*REQUIRED TASKS*:
1) From the blog comments about a mother below, list each thing MsAmber's reply states about how her mother worked and provided for the family.
2) Please answer these questions using the blog comments about a mother that follow, one answer per line:
(a) Where was the long drive coming back from?
(b) How did pushing the Publish Button feel to MsAmber?
(c) What else does MsAmber say had a lot to do with it?
3) Write the next part of the blog comments about a mother, starting after the last line shown.

This is just one of many stories that my love has about her mother. I still remember the night that I fell in-love with her. This happened on a long drive back from Texas from her dad’s house. She told me stories of the way she was brought up, and some stories that would curl your hair about her mom. The thing that amazed me the most about her was how such a wonderful person could have come from such a background of horror. Most people would have drowned in alcohol and self-pity. Not my girl she is strong and has a heart of gold….

MsAmber said...

Thank you all for being so kind.
It was hard for me to push the Publish Button. It felt like I was laying bare a very private part of myself.
My relationship with my mother was full of contradiction. I love you/I hate you, from both of us.
It will take a long time to sort it all out, and I try to be fair and consider all that she had been through also. Yes, she was an amazing woman.
She worked like a mule, but she never held a job. So she raised us on her imagination, with a considerable amount of swindling.
And the 70's drug-culture had a lot to do with it, too.

MsAmber

Destiny said...

*SUPPLIED MATERIAL*:
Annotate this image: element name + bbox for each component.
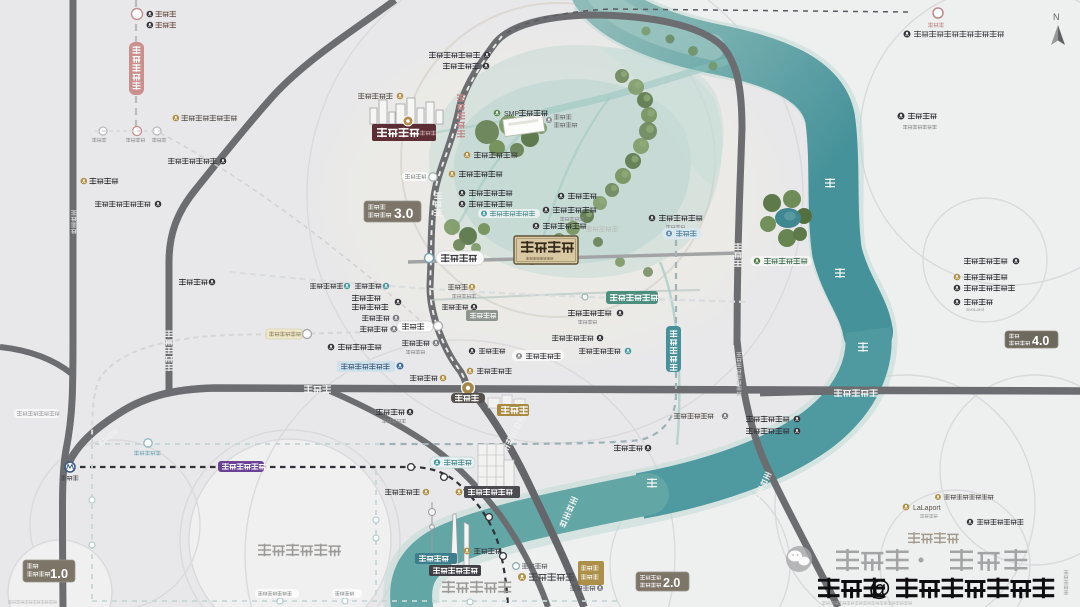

*ANSWERS TO EACH TASK*:
1)
- She worked like a mule.
- She never held a job.
- She raised her children on her imagination.
- She did a considerable amount of swindling.

2)
(a) From Texas, from her dad's house.
(b) It felt like she was laying bare a very private part of herself.
(c) The 70's drug-culture.

3)
You are not alone. I have an aunt who does the same exact thing as your mom. This woman has lived in upscale homes with built in pools all the while getting social services. I remeber as a kid going on exotic vactions and being told that my new name is such and such. She had some kind of set up with credit cards i suppose. I no longer spreak to her as well as no one in the family speaks to her. She tried to con her own mother out of here social security. The odd thing is she still gets away with her con because people want to believe in the wonderfull personality she puts out.

Nabonidus said...

Wow! I'm sorry I didn't get back here until now, I was sick for awhile,for one thing.
You're doing great, getting it out there. You're so brave! So damned brave it's amazing!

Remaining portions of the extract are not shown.